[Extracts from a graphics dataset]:
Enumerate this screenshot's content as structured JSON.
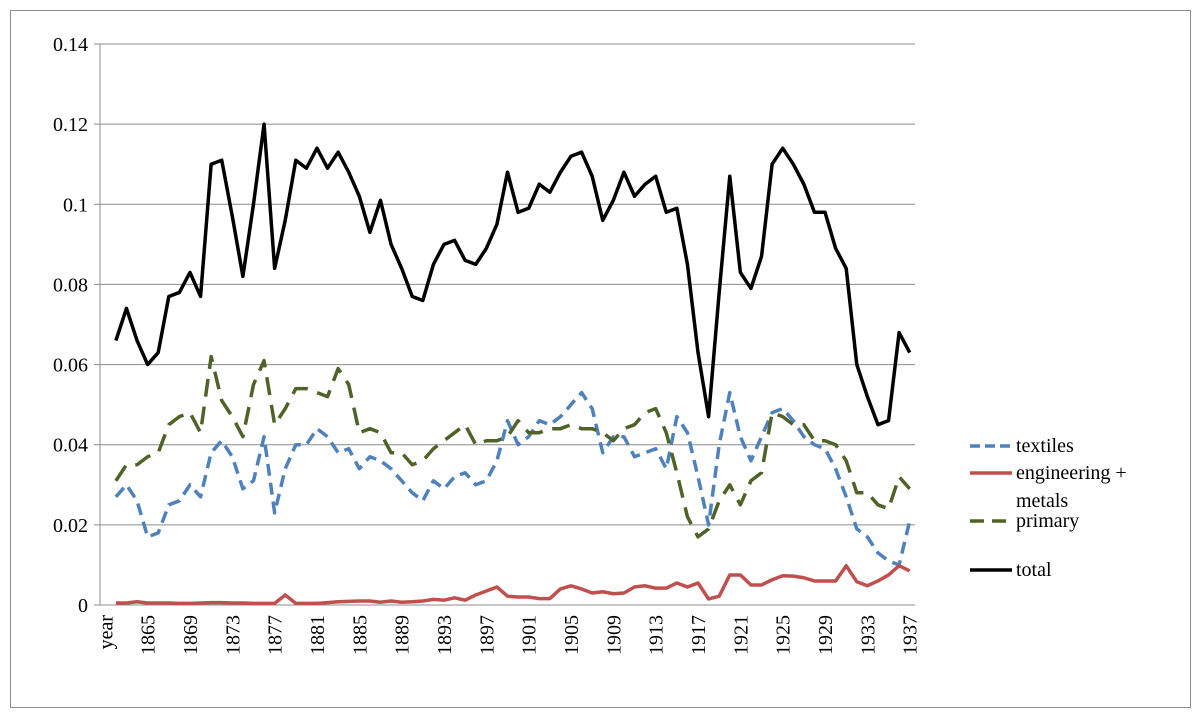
{
  "chart_data": {
    "type": "line",
    "categories": [
      "year",
      null,
      null,
      null,
      "1865",
      null,
      null,
      null,
      "1869",
      null,
      null,
      null,
      "1873",
      null,
      null,
      null,
      "1877",
      null,
      null,
      null,
      "1881",
      null,
      null,
      null,
      "1885",
      null,
      null,
      null,
      "1889",
      null,
      null,
      null,
      "1893",
      null,
      null,
      null,
      "1897",
      null,
      null,
      null,
      "1901",
      null,
      null,
      null,
      "1905",
      null,
      null,
      null,
      "1909",
      null,
      null,
      null,
      "1913",
      null,
      null,
      null,
      "1917",
      null,
      null,
      null,
      "1921",
      null,
      null,
      null,
      "1925",
      null,
      null,
      null,
      "1929",
      null,
      null,
      null,
      "1933",
      null,
      null,
      null,
      "1937"
    ],
    "series": [
      {
        "name": "textiles",
        "color": "#4f81bd",
        "dash": "12,7",
        "values": [
          null,
          0.027,
          0.03,
          0.026,
          0.017,
          0.018,
          0.025,
          0.026,
          0.03,
          0.027,
          0.038,
          0.041,
          0.037,
          0.029,
          0.031,
          0.042,
          0.023,
          0.034,
          0.04,
          0.04,
          0.044,
          0.042,
          0.038,
          0.039,
          0.034,
          0.037,
          0.036,
          0.034,
          0.031,
          0.028,
          0.026,
          0.031,
          0.029,
          0.032,
          0.033,
          0.03,
          0.031,
          0.036,
          0.046,
          0.04,
          0.042,
          0.046,
          0.045,
          0.047,
          0.05,
          0.053,
          0.049,
          0.038,
          0.042,
          0.042,
          0.037,
          0.038,
          0.039,
          0.034,
          0.047,
          0.043,
          0.032,
          0.02,
          0.04,
          0.053,
          0.042,
          0.036,
          0.042,
          0.048,
          0.049,
          0.046,
          0.042,
          0.04,
          0.039,
          0.034,
          0.027,
          0.019,
          0.017,
          0.013,
          0.011,
          0.01,
          0.021
        ]
      },
      {
        "name": "engineering + metals",
        "color": "#c0504d",
        "dash": null,
        "values": [
          null,
          0.0005,
          0.0005,
          0.0008,
          0.0005,
          0.0005,
          0.0005,
          0.0004,
          0.0004,
          0.0005,
          0.0006,
          0.0006,
          0.0005,
          0.0005,
          0.0004,
          0.0004,
          0.0004,
          0.0025,
          0.0004,
          0.0004,
          0.0004,
          0.0006,
          0.0008,
          0.0009,
          0.001,
          0.001,
          0.0007,
          0.001,
          0.0007,
          0.0008,
          0.001,
          0.0014,
          0.0012,
          0.0018,
          0.0012,
          0.0025,
          0.0035,
          0.0045,
          0.0022,
          0.002,
          0.002,
          0.0016,
          0.0016,
          0.004,
          0.0048,
          0.004,
          0.003,
          0.0033,
          0.0028,
          0.003,
          0.0045,
          0.0048,
          0.0042,
          0.0042,
          0.0055,
          0.0045,
          0.0055,
          0.0015,
          0.0022,
          0.0075,
          0.0075,
          0.005,
          0.005,
          0.0063,
          0.0073,
          0.0072,
          0.0068,
          0.006,
          0.006,
          0.006,
          0.0098,
          0.0058,
          0.0048,
          0.006,
          0.0075,
          0.0098,
          0.0085
        ]
      },
      {
        "name": "primary",
        "color": "#4f6228",
        "dash": "18,10",
        "values": [
          null,
          0.031,
          0.035,
          0.035,
          0.037,
          0.038,
          0.045,
          0.047,
          0.048,
          0.043,
          0.062,
          0.051,
          0.047,
          0.042,
          0.055,
          0.061,
          0.045,
          0.049,
          0.054,
          0.054,
          0.053,
          0.052,
          0.059,
          0.055,
          0.043,
          0.044,
          0.043,
          0.038,
          0.038,
          0.035,
          0.036,
          0.039,
          0.041,
          0.043,
          0.045,
          0.04,
          0.041,
          0.041,
          0.042,
          0.046,
          0.043,
          0.043,
          0.044,
          0.044,
          0.045,
          0.044,
          0.044,
          0.043,
          0.041,
          0.044,
          0.045,
          0.048,
          0.049,
          0.043,
          0.033,
          0.022,
          0.017,
          0.019,
          0.026,
          0.03,
          0.025,
          0.031,
          0.033,
          0.048,
          0.047,
          0.045,
          0.045,
          0.041,
          0.041,
          0.04,
          0.036,
          0.028,
          0.028,
          0.025,
          0.024,
          0.032,
          0.029
        ]
      },
      {
        "name": "total",
        "color": "#000000",
        "dash": null,
        "values": [
          null,
          0.066,
          0.074,
          0.066,
          0.06,
          0.063,
          0.077,
          0.078,
          0.083,
          0.077,
          0.11,
          0.111,
          0.097,
          0.082,
          0.1,
          0.12,
          0.084,
          0.096,
          0.111,
          0.109,
          0.114,
          0.109,
          0.113,
          0.108,
          0.102,
          0.093,
          0.101,
          0.09,
          0.084,
          0.077,
          0.076,
          0.085,
          0.09,
          0.091,
          0.086,
          0.085,
          0.089,
          0.095,
          0.108,
          0.098,
          0.099,
          0.105,
          0.103,
          0.108,
          0.112,
          0.113,
          0.107,
          0.096,
          0.101,
          0.108,
          0.102,
          0.105,
          0.107,
          0.098,
          0.099,
          0.085,
          0.063,
          0.047,
          0.078,
          0.107,
          0.083,
          0.079,
          0.087,
          0.11,
          0.114,
          0.11,
          0.105,
          0.098,
          0.098,
          0.089,
          0.084,
          0.06,
          0.052,
          0.045,
          0.046,
          0.068,
          0.063
        ]
      }
    ],
    "ylim": [
      0,
      0.14
    ],
    "yticks": [
      0,
      0.02,
      0.04,
      0.06,
      0.08,
      0.1,
      0.12,
      0.14
    ],
    "grid": true,
    "legend": "right"
  }
}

[WHAT THE TASK ASKS]:
Repeat the full listing above exactly, with no pictures in the copy.

[SOLUTION TO THE PROBLEM]:
Enumerate this screenshot's content as structured JSON.
{
  "chart_data": {
    "type": "line",
    "categories": [
      "year",
      null,
      null,
      null,
      "1865",
      null,
      null,
      null,
      "1869",
      null,
      null,
      null,
      "1873",
      null,
      null,
      null,
      "1877",
      null,
      null,
      null,
      "1881",
      null,
      null,
      null,
      "1885",
      null,
      null,
      null,
      "1889",
      null,
      null,
      null,
      "1893",
      null,
      null,
      null,
      "1897",
      null,
      null,
      null,
      "1901",
      null,
      null,
      null,
      "1905",
      null,
      null,
      null,
      "1909",
      null,
      null,
      null,
      "1913",
      null,
      null,
      null,
      "1917",
      null,
      null,
      null,
      "1921",
      null,
      null,
      null,
      "1925",
      null,
      null,
      null,
      "1929",
      null,
      null,
      null,
      "1933",
      null,
      null,
      null,
      "1937"
    ],
    "series": [
      {
        "name": "textiles",
        "color": "#4f81bd",
        "dash": "12,7",
        "values": [
          null,
          0.027,
          0.03,
          0.026,
          0.017,
          0.018,
          0.025,
          0.026,
          0.03,
          0.027,
          0.038,
          0.041,
          0.037,
          0.029,
          0.031,
          0.042,
          0.023,
          0.034,
          0.04,
          0.04,
          0.044,
          0.042,
          0.038,
          0.039,
          0.034,
          0.037,
          0.036,
          0.034,
          0.031,
          0.028,
          0.026,
          0.031,
          0.029,
          0.032,
          0.033,
          0.03,
          0.031,
          0.036,
          0.046,
          0.04,
          0.042,
          0.046,
          0.045,
          0.047,
          0.05,
          0.053,
          0.049,
          0.038,
          0.042,
          0.042,
          0.037,
          0.038,
          0.039,
          0.034,
          0.047,
          0.043,
          0.032,
          0.02,
          0.04,
          0.053,
          0.042,
          0.036,
          0.042,
          0.048,
          0.049,
          0.046,
          0.042,
          0.04,
          0.039,
          0.034,
          0.027,
          0.019,
          0.017,
          0.013,
          0.011,
          0.01,
          0.021
        ]
      },
      {
        "name": "engineering + metals",
        "color": "#c0504d",
        "dash": null,
        "values": [
          null,
          0.0005,
          0.0005,
          0.0008,
          0.0005,
          0.0005,
          0.0005,
          0.0004,
          0.0004,
          0.0005,
          0.0006,
          0.0006,
          0.0005,
          0.0005,
          0.0004,
          0.0004,
          0.0004,
          0.0025,
          0.0004,
          0.0004,
          0.0004,
          0.0006,
          0.0008,
          0.0009,
          0.001,
          0.001,
          0.0007,
          0.001,
          0.0007,
          0.0008,
          0.001,
          0.0014,
          0.0012,
          0.0018,
          0.0012,
          0.0025,
          0.0035,
          0.0045,
          0.0022,
          0.002,
          0.002,
          0.0016,
          0.0016,
          0.004,
          0.0048,
          0.004,
          0.003,
          0.0033,
          0.0028,
          0.003,
          0.0045,
          0.0048,
          0.0042,
          0.0042,
          0.0055,
          0.0045,
          0.0055,
          0.0015,
          0.0022,
          0.0075,
          0.0075,
          0.005,
          0.005,
          0.0063,
          0.0073,
          0.0072,
          0.0068,
          0.006,
          0.006,
          0.006,
          0.0098,
          0.0058,
          0.0048,
          0.006,
          0.0075,
          0.0098,
          0.0085
        ]
      },
      {
        "name": "primary",
        "color": "#4f6228",
        "dash": "18,10",
        "values": [
          null,
          0.031,
          0.035,
          0.035,
          0.037,
          0.038,
          0.045,
          0.047,
          0.048,
          0.043,
          0.062,
          0.051,
          0.047,
          0.042,
          0.055,
          0.061,
          0.045,
          0.049,
          0.054,
          0.054,
          0.053,
          0.052,
          0.059,
          0.055,
          0.043,
          0.044,
          0.043,
          0.038,
          0.038,
          0.035,
          0.036,
          0.039,
          0.041,
          0.043,
          0.045,
          0.04,
          0.041,
          0.041,
          0.042,
          0.046,
          0.043,
          0.043,
          0.044,
          0.044,
          0.045,
          0.044,
          0.044,
          0.043,
          0.041,
          0.044,
          0.045,
          0.048,
          0.049,
          0.043,
          0.033,
          0.022,
          0.017,
          0.019,
          0.026,
          0.03,
          0.025,
          0.031,
          0.033,
          0.048,
          0.047,
          0.045,
          0.045,
          0.041,
          0.041,
          0.04,
          0.036,
          0.028,
          0.028,
          0.025,
          0.024,
          0.032,
          0.029
        ]
      },
      {
        "name": "total",
        "color": "#000000",
        "dash": null,
        "values": [
          null,
          0.066,
          0.074,
          0.066,
          0.06,
          0.063,
          0.077,
          0.078,
          0.083,
          0.077,
          0.11,
          0.111,
          0.097,
          0.082,
          0.1,
          0.12,
          0.084,
          0.096,
          0.111,
          0.109,
          0.114,
          0.109,
          0.113,
          0.108,
          0.102,
          0.093,
          0.101,
          0.09,
          0.084,
          0.077,
          0.076,
          0.085,
          0.09,
          0.091,
          0.086,
          0.085,
          0.089,
          0.095,
          0.108,
          0.098,
          0.099,
          0.105,
          0.103,
          0.108,
          0.112,
          0.113,
          0.107,
          0.096,
          0.101,
          0.108,
          0.102,
          0.105,
          0.107,
          0.098,
          0.099,
          0.085,
          0.063,
          0.047,
          0.078,
          0.107,
          0.083,
          0.079,
          0.087,
          0.11,
          0.114,
          0.11,
          0.105,
          0.098,
          0.098,
          0.089,
          0.084,
          0.06,
          0.052,
          0.045,
          0.046,
          0.068,
          0.063
        ]
      }
    ],
    "ylim": [
      0,
      0.14
    ],
    "yticks": [
      0,
      0.02,
      0.04,
      0.06,
      0.08,
      0.1,
      0.12,
      0.14
    ],
    "grid": true,
    "legend": "right"
  }
}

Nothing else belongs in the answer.